● Records provided
◆ ◆ ◆ ◆

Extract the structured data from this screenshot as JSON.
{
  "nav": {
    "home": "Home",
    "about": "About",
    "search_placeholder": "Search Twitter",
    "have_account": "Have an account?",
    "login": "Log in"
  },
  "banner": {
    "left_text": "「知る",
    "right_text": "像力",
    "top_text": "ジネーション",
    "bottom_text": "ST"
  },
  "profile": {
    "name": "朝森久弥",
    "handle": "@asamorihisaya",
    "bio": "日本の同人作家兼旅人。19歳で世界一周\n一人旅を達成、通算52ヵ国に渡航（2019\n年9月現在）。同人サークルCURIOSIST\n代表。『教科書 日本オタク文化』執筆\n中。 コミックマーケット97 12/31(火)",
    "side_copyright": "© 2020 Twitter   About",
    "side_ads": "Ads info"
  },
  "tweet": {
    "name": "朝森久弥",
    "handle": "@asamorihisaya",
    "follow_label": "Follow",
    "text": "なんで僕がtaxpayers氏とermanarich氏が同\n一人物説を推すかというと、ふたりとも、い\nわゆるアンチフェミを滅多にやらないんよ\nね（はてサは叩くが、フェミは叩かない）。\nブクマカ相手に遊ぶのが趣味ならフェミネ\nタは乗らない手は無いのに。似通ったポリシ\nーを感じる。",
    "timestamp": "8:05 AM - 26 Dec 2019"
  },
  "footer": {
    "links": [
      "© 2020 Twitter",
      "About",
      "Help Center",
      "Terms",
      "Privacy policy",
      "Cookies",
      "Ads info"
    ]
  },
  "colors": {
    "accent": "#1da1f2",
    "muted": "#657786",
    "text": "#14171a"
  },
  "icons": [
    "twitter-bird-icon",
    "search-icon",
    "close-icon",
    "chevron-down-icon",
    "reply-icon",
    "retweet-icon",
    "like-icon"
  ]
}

◆ ◆ ◆ ◆

● Requirements
Reproduce all data above, unchanged.

● Completed task
Extract the structured data from this screenshot as JSON.
{
  "nav": {
    "home": "Home",
    "about": "About",
    "search_placeholder": "Search Twitter",
    "have_account": "Have an account?",
    "login": "Log in"
  },
  "banner": {
    "left_text": "「知る",
    "right_text": "像力",
    "top_text": "ジネーション",
    "bottom_text": "ST"
  },
  "profile": {
    "name": "朝森久弥",
    "handle": "@asamorihisaya",
    "bio": "日本の同人作家兼旅人。19歳で世界一周\n一人旅を達成、通算52ヵ国に渡航（2019\n年9月現在）。同人サークルCURIOSIST\n代表。『教科書 日本オタク文化』執筆\n中。 コミックマーケット97 12/31(火)",
    "side_copyright": "© 2020 Twitter   About",
    "side_ads": "Ads info"
  },
  "tweet": {
    "name": "朝森久弥",
    "handle": "@asamorihisaya",
    "follow_label": "Follow",
    "text": "なんで僕がtaxpayers氏とermanarich氏が同\n一人物説を推すかというと、ふたりとも、い\nわゆるアンチフェミを滅多にやらないんよ\nね（はてサは叩くが、フェミは叩かない）。\nブクマカ相手に遊ぶのが趣味ならフェミネ\nタは乗らない手は無いのに。似通ったポリシ\nーを感じる。",
    "timestamp": "8:05 AM - 26 Dec 2019"
  },
  "footer": {
    "links": [
      "© 2020 Twitter",
      "About",
      "Help Center",
      "Terms",
      "Privacy policy",
      "Cookies",
      "Ads info"
    ]
  },
  "colors": {
    "accent": "#1da1f2",
    "muted": "#657786",
    "text": "#14171a"
  },
  "icons": [
    "twitter-bird-icon",
    "search-icon",
    "close-icon",
    "chevron-down-icon",
    "reply-icon",
    "retweet-icon",
    "like-icon"
  ]
}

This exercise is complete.